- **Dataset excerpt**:

##########

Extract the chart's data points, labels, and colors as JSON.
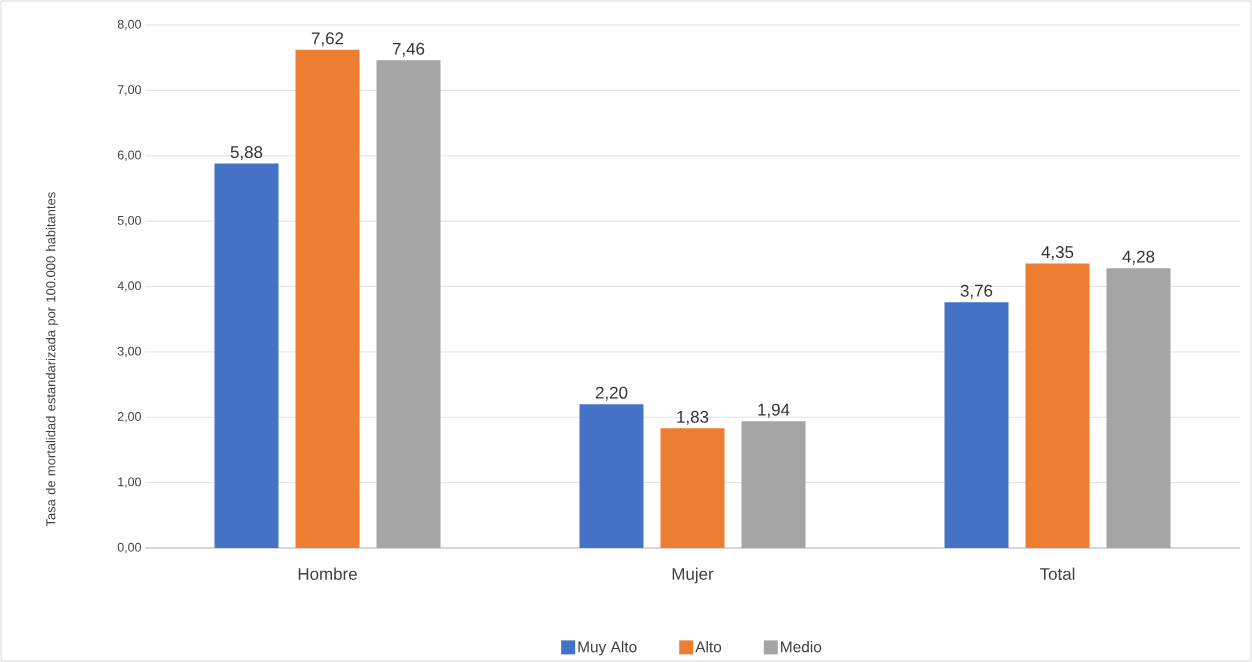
{
  "chart_data": {
    "type": "bar",
    "ylabel": "Tasa de mortalidad estandarizada por 100.000 habitantes",
    "categories": [
      "Hombre",
      "Mujer",
      "Total"
    ],
    "series": [
      {
        "name": "Muy Alto",
        "color": "#4472c4",
        "values": [
          5.88,
          2.2,
          3.76
        ],
        "value_labels": [
          "5,88",
          "2,20",
          "3,76"
        ]
      },
      {
        "name": "Alto",
        "color": "#ed7d31",
        "values": [
          7.62,
          1.83,
          4.35
        ],
        "value_labels": [
          "7,62",
          "1,83",
          "4,35"
        ]
      },
      {
        "name": "Medio",
        "color": "#a5a5a5",
        "values": [
          7.46,
          1.94,
          4.28
        ],
        "value_labels": [
          "7,46",
          "1,94",
          "4,28"
        ]
      }
    ],
    "ylim": [
      0,
      8
    ],
    "yticks": [
      {
        "value": 0,
        "label": "0,00"
      },
      {
        "value": 1,
        "label": "1,00"
      },
      {
        "value": 2,
        "label": "2,00"
      },
      {
        "value": 3,
        "label": "3,00"
      },
      {
        "value": 4,
        "label": "4,00"
      },
      {
        "value": 5,
        "label": "5,00"
      },
      {
        "value": 6,
        "label": "6,00"
      },
      {
        "value": 7,
        "label": "7,00"
      },
      {
        "value": 8,
        "label": "8,00"
      }
    ],
    "grid": "y",
    "legend": "bottom"
  }
}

##########

- **THE REQUEST**: Write out the full listing verbatim, excluding its pictures.

- **RIGHT ANSWER**:
Extract the chart's data points, labels, and colors as JSON.
{
  "chart_data": {
    "type": "bar",
    "ylabel": "Tasa de mortalidad estandarizada por 100.000 habitantes",
    "categories": [
      "Hombre",
      "Mujer",
      "Total"
    ],
    "series": [
      {
        "name": "Muy Alto",
        "color": "#4472c4",
        "values": [
          5.88,
          2.2,
          3.76
        ],
        "value_labels": [
          "5,88",
          "2,20",
          "3,76"
        ]
      },
      {
        "name": "Alto",
        "color": "#ed7d31",
        "values": [
          7.62,
          1.83,
          4.35
        ],
        "value_labels": [
          "7,62",
          "1,83",
          "4,35"
        ]
      },
      {
        "name": "Medio",
        "color": "#a5a5a5",
        "values": [
          7.46,
          1.94,
          4.28
        ],
        "value_labels": [
          "7,46",
          "1,94",
          "4,28"
        ]
      }
    ],
    "ylim": [
      0,
      8
    ],
    "yticks": [
      {
        "value": 0,
        "label": "0,00"
      },
      {
        "value": 1,
        "label": "1,00"
      },
      {
        "value": 2,
        "label": "2,00"
      },
      {
        "value": 3,
        "label": "3,00"
      },
      {
        "value": 4,
        "label": "4,00"
      },
      {
        "value": 5,
        "label": "5,00"
      },
      {
        "value": 6,
        "label": "6,00"
      },
      {
        "value": 7,
        "label": "7,00"
      },
      {
        "value": 8,
        "label": "8,00"
      }
    ],
    "grid": "y",
    "legend": "bottom"
  }
}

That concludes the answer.